▸ **To do**
How many lines of the records below contain the word "THEN"? Answer with the number alone.

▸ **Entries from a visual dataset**
►

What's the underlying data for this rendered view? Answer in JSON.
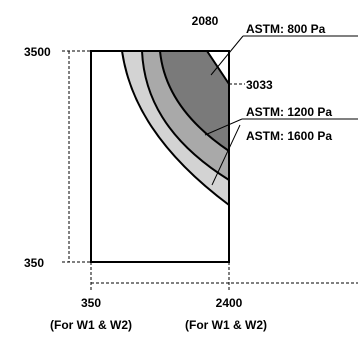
{
  "colors": {
    "outline": "#000000",
    "guide": "#000000",
    "band_800": "#7a7a7a",
    "band_1200": "#a9a9a9",
    "band_1600": "#d3d3d3"
  },
  "labels": {
    "y_top": "3500",
    "y_bottom": "350",
    "x_left": "350",
    "x_right": "2400",
    "x_left_note": "(For W1 & W2)",
    "x_right_note": "(For W1 & W2)",
    "top_marker": "2080",
    "side_marker": "3033"
  },
  "regions": [
    {
      "id": "astm-800",
      "label": "ASTM: 800 Pa"
    },
    {
      "id": "astm-1200",
      "label": "ASTM: 1200 Pa"
    },
    {
      "id": "astm-1600",
      "label": "ASTM: 1600 Pa"
    }
  ]
}
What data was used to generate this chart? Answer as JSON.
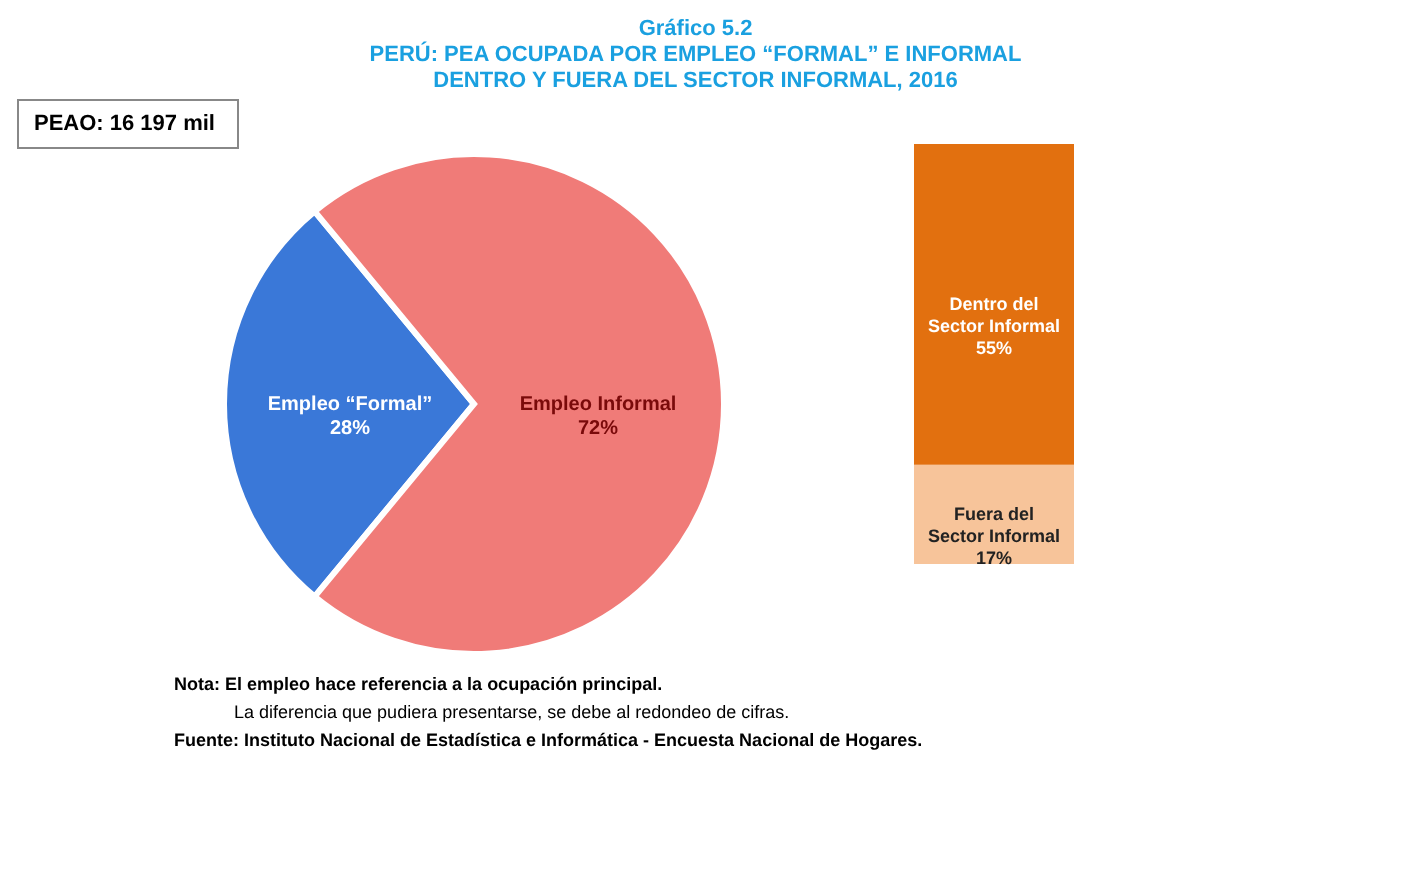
{
  "chart_data": [
    {
      "type": "pie",
      "title": "Gráfico 5.2\nPERÚ: PEA OCUPADA POR EMPLEO “FORMAL” E INFORMAL\nDENTRO Y FUERA DEL SECTOR INFORMAL, 2016",
      "categories": [
        "Empleo “Formal”",
        "Empleo Informal"
      ],
      "values": [
        28,
        72
      ],
      "value_labels": [
        "28%",
        "72%"
      ],
      "colors": [
        "#3a78d8",
        "#f07b78"
      ],
      "annotations": [
        "PEAO: 16 197 mil",
        "Nota: El empleo hace referencia a la ocupación principal.",
        "La diferencia que pudiera presentarse, se debe al redondeo de cifras.",
        "Fuente: Instituto Nacional de Estadística e Informática - Encuesta Nacional de Hogares."
      ]
    },
    {
      "type": "bar",
      "stacked": true,
      "categories": [
        null
      ],
      "series": [
        {
          "name": "Fuera del Sector Informal",
          "color": "#f7c49a",
          "values": [
            17
          ],
          "value_labels": [
            "17%"
          ]
        },
        {
          "name": "Dentro del Sector Informal",
          "color": "#e2700f",
          "values": [
            55
          ],
          "value_labels": [
            "55%"
          ]
        }
      ]
    }
  ]
}
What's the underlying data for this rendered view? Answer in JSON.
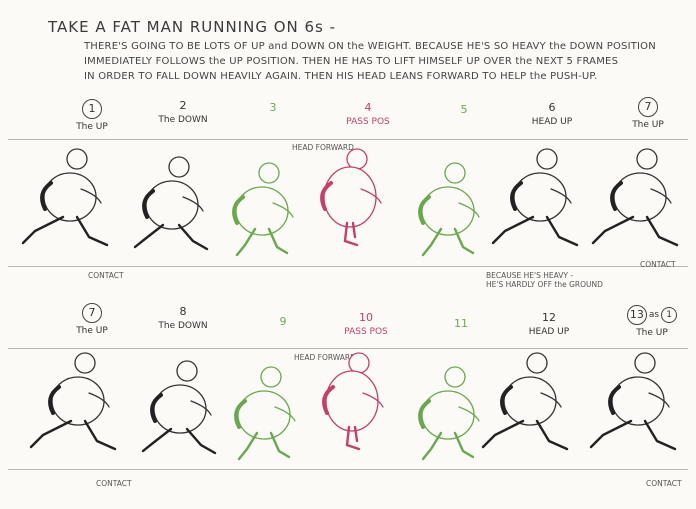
{
  "title": "TAKE A FAT MAN RUNNING ON 6s -",
  "notes": [
    "THERE'S GOING TO BE LOTS OF UP and DOWN ON the WEIGHT. BECAUSE HE'S SO HEAVY the DOWN POSITION",
    "IMMEDIATELY FOLLOWS the UP POSITION. THEN HE HAS TO LIFT HIMSELF UP OVER the NEXT 5 FRAMES",
    "IN ORDER TO FALL DOWN HEAVILY AGAIN. THEN HIS HEAD LEANS FORWARD TO HELP the PUSH-UP."
  ],
  "colors": {
    "ink": "#333333",
    "green": "#6aa84f",
    "pink": "#c2406b",
    "paper": "#fbfaf6"
  },
  "row1": {
    "frames": [
      {
        "num": "1",
        "label": "The UP",
        "color": "ink",
        "circled": true
      },
      {
        "num": "2",
        "label": "The DOWN",
        "color": "ink",
        "circled": false
      },
      {
        "num": "3",
        "label": "",
        "color": "green",
        "circled": false
      },
      {
        "num": "4",
        "label": "PASS POS",
        "color": "pink",
        "circled": false
      },
      {
        "num": "5",
        "label": "",
        "color": "green",
        "circled": false
      },
      {
        "num": "6",
        "label": "HEAD UP",
        "color": "ink",
        "circled": false
      },
      {
        "num": "7",
        "label": "The UP",
        "color": "ink",
        "circled": true
      }
    ],
    "head_note": "HEAD FORWARD",
    "contact_left": "CONTACT",
    "contact_right": "CONTACT",
    "heavy_note": [
      "BECAUSE HE'S HEAVY -",
      "HE'S HARDLY OFF the GROUND"
    ]
  },
  "row2": {
    "frames": [
      {
        "num": "7",
        "label": "The UP",
        "color": "ink",
        "circled": true
      },
      {
        "num": "8",
        "label": "The DOWN",
        "color": "ink",
        "circled": false
      },
      {
        "num": "9",
        "label": "",
        "color": "green",
        "circled": false
      },
      {
        "num": "10",
        "label": "PASS POS",
        "color": "pink",
        "circled": false
      },
      {
        "num": "11",
        "label": "",
        "color": "green",
        "circled": false
      },
      {
        "num": "12",
        "label": "HEAD UP",
        "color": "ink",
        "circled": false
      },
      {
        "num": "13",
        "label": "The UP",
        "color": "ink",
        "circled": true
      }
    ],
    "frame13_extra": "as",
    "frame13_ref": "1",
    "head_note": "HEAD FORWARD",
    "contact_left": "CONTACT",
    "contact_right": "CONTACT"
  }
}
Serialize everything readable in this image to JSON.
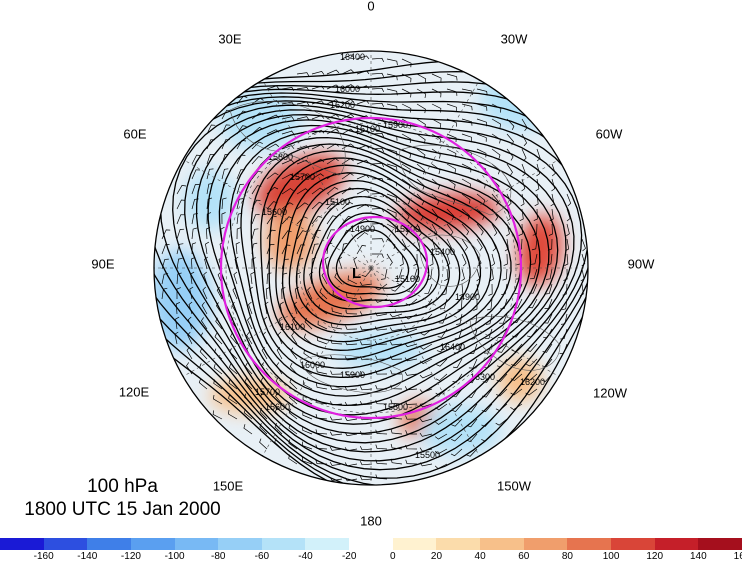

◄

▸ **Solution for this task**
2